[Start of PROVIDED DATA]

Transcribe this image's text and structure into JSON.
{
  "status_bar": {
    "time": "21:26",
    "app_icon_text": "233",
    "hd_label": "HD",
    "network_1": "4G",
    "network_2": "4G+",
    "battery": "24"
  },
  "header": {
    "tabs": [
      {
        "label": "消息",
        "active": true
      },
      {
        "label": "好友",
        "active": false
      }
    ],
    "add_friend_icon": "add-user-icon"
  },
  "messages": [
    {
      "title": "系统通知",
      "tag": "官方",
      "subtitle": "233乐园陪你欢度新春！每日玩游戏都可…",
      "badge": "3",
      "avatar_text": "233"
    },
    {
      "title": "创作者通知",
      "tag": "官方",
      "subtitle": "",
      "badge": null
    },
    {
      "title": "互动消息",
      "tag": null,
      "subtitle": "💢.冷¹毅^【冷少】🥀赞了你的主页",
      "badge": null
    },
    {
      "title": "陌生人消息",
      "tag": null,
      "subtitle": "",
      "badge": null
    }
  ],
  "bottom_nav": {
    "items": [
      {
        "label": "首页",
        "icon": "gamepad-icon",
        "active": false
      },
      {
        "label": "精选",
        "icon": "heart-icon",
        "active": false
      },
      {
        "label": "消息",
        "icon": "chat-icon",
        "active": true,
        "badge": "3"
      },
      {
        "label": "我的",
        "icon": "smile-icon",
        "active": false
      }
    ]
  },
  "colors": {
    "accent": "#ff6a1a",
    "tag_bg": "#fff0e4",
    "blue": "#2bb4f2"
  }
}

[End of PROVIDED DATA]
[Start of PROVIDED DATA]

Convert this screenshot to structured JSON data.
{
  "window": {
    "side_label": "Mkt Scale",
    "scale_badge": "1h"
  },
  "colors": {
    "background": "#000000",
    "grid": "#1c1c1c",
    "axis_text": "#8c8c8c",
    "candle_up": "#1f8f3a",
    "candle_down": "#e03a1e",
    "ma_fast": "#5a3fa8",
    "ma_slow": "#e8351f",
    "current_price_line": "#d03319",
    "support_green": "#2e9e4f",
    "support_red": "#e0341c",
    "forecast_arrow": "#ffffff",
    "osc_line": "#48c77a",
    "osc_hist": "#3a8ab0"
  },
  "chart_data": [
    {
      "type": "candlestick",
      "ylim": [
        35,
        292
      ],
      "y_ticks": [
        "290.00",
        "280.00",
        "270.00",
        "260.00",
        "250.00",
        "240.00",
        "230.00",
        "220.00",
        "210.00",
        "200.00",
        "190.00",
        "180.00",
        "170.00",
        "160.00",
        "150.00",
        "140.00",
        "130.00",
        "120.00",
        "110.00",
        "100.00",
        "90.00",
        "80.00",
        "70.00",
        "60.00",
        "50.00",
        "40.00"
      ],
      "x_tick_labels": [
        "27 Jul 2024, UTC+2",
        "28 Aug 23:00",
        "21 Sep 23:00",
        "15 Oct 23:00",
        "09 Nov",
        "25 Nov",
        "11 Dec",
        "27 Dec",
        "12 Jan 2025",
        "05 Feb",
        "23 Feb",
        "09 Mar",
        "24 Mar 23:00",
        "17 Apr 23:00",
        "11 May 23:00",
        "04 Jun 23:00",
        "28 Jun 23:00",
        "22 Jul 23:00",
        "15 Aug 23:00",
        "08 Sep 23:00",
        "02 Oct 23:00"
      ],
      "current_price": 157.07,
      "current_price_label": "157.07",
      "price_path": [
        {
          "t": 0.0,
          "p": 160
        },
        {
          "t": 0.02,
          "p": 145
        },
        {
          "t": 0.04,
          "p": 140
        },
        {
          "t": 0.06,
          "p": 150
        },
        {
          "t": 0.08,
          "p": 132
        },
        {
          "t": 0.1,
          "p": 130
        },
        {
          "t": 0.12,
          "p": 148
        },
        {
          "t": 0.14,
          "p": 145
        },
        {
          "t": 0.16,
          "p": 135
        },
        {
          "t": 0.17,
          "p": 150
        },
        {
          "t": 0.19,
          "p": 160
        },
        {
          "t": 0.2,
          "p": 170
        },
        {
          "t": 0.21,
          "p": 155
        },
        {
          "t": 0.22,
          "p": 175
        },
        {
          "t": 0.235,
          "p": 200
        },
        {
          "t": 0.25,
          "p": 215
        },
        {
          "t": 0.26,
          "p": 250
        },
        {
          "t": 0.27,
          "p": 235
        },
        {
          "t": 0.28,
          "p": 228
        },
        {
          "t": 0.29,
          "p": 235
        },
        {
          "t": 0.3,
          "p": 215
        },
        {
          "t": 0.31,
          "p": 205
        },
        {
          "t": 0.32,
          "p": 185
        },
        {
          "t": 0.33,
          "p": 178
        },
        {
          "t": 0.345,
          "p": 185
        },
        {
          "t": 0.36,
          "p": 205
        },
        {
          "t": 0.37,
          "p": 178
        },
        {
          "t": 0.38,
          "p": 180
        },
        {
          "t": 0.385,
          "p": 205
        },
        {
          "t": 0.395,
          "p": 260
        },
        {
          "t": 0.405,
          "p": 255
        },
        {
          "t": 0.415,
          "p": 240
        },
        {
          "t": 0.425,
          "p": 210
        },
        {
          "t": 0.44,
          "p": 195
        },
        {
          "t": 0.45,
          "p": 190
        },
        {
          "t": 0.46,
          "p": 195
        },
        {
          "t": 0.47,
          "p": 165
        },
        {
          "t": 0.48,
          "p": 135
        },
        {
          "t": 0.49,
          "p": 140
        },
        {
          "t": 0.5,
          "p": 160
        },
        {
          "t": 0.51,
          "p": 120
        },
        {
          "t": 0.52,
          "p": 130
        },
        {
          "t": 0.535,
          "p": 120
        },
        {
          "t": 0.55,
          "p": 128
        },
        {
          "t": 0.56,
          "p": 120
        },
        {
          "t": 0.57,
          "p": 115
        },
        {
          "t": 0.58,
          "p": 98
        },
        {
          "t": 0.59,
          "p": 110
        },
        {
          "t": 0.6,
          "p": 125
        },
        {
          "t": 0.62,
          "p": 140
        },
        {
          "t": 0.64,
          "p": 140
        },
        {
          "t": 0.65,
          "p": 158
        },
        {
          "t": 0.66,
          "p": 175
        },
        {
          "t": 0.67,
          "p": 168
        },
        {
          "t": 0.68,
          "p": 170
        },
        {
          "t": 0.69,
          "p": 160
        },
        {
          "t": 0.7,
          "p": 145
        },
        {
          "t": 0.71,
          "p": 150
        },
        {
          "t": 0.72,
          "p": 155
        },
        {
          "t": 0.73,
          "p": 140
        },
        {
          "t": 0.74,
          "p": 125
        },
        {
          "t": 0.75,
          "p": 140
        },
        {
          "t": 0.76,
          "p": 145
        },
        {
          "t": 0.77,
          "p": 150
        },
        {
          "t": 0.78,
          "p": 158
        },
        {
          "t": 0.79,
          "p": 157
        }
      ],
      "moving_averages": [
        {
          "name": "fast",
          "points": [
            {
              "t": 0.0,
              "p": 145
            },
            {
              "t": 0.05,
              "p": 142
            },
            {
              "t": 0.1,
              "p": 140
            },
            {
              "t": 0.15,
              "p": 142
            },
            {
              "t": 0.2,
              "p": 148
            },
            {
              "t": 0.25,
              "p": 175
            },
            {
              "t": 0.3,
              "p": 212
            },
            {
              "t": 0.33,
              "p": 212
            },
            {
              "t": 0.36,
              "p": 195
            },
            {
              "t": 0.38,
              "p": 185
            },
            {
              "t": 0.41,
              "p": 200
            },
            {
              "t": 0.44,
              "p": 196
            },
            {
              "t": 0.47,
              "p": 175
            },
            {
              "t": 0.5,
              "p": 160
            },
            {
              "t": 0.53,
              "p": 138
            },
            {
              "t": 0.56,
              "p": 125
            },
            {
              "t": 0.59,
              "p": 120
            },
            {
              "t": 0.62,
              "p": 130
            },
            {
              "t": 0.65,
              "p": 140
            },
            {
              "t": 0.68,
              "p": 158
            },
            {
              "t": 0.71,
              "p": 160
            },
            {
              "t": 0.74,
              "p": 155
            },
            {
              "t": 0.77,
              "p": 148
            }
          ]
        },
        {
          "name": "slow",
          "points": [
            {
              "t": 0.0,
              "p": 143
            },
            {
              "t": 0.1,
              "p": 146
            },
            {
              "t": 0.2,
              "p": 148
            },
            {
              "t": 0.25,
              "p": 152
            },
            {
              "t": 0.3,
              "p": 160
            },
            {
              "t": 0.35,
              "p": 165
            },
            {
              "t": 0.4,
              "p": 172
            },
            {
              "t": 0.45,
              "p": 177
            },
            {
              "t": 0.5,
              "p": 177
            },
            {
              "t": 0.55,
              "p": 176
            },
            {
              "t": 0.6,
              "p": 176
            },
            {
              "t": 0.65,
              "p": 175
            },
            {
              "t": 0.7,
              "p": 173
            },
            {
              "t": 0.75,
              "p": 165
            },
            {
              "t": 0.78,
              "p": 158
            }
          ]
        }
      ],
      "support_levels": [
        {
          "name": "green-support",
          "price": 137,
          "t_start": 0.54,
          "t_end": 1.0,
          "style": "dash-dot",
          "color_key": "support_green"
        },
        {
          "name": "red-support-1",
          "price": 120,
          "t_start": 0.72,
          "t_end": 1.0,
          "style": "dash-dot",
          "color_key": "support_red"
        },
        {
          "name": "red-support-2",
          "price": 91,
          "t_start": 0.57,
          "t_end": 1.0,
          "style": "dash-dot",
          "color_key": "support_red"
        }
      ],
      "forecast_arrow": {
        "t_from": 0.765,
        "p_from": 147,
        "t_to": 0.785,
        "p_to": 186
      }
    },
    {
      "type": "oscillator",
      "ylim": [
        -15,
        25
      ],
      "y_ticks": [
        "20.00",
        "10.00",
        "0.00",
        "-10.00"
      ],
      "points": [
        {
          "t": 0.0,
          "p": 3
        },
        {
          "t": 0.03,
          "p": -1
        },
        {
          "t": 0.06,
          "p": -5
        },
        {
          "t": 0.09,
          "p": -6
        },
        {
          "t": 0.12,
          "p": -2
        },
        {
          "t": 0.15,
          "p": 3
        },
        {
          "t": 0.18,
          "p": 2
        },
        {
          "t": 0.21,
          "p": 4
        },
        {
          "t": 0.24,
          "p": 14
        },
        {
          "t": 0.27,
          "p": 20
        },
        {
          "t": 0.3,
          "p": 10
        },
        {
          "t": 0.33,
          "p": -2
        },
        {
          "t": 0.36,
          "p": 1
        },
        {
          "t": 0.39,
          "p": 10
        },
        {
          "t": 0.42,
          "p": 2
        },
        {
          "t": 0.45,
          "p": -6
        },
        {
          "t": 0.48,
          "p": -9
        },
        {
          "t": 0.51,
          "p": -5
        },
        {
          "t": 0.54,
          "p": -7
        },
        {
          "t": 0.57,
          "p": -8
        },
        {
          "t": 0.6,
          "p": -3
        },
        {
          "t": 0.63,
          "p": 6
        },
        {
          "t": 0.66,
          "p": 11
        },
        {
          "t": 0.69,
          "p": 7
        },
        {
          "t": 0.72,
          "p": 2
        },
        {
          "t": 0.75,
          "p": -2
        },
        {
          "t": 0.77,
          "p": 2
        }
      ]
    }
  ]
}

[End of PROVIDED DATA]
[Start of PROVIDED DATA]

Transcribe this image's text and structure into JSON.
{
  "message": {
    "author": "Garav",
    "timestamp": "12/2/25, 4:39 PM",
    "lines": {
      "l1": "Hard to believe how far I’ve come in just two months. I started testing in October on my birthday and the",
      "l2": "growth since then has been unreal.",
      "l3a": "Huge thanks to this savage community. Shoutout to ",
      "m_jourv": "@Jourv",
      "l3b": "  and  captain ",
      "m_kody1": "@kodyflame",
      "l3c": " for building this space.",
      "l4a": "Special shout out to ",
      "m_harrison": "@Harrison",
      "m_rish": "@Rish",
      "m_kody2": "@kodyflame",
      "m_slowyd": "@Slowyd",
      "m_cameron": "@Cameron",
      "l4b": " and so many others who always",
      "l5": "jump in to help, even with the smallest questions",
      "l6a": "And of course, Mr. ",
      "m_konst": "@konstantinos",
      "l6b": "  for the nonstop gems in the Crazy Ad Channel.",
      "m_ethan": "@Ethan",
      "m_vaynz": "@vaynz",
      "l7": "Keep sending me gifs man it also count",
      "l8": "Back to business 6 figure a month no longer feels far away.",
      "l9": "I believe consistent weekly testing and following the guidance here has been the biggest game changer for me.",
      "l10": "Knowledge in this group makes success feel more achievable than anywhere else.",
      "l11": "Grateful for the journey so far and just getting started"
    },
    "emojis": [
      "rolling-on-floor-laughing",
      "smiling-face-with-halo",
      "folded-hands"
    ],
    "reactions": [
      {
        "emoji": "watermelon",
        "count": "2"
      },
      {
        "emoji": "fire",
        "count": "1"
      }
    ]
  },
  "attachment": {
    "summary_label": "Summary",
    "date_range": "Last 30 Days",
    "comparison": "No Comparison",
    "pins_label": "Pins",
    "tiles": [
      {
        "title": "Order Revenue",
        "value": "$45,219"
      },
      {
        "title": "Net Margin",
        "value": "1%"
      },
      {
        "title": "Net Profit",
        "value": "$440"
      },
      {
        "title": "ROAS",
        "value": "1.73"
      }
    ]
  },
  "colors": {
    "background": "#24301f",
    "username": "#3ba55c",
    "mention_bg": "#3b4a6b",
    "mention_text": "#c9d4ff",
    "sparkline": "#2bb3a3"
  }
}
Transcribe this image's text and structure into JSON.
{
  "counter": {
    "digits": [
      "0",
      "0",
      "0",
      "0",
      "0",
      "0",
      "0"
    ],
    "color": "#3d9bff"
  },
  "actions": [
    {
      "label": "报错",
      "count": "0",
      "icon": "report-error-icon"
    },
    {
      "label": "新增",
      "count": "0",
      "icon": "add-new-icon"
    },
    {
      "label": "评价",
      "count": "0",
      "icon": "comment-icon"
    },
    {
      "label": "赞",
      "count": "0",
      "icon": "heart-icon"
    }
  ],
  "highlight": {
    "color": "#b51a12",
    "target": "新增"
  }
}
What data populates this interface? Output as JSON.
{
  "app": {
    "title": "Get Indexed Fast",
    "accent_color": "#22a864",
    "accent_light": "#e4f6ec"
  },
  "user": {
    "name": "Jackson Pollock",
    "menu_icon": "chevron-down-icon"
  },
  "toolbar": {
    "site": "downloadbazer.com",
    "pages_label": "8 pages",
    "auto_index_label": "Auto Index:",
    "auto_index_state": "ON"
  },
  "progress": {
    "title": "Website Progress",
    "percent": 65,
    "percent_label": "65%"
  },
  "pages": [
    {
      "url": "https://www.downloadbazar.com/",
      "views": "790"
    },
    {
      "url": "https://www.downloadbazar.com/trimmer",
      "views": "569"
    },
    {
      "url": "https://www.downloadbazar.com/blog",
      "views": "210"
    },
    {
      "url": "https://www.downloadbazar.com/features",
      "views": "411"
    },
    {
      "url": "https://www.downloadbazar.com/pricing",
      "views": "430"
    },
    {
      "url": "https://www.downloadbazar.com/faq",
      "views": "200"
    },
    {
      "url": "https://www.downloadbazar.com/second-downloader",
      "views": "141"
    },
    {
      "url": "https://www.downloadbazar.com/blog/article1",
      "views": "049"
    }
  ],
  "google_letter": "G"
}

[End of PROVIDED DATA]

## STATED EXERCISE
Each line that contains the string "background" counts once; say how many there are and nothing else.

## OUTPUT
2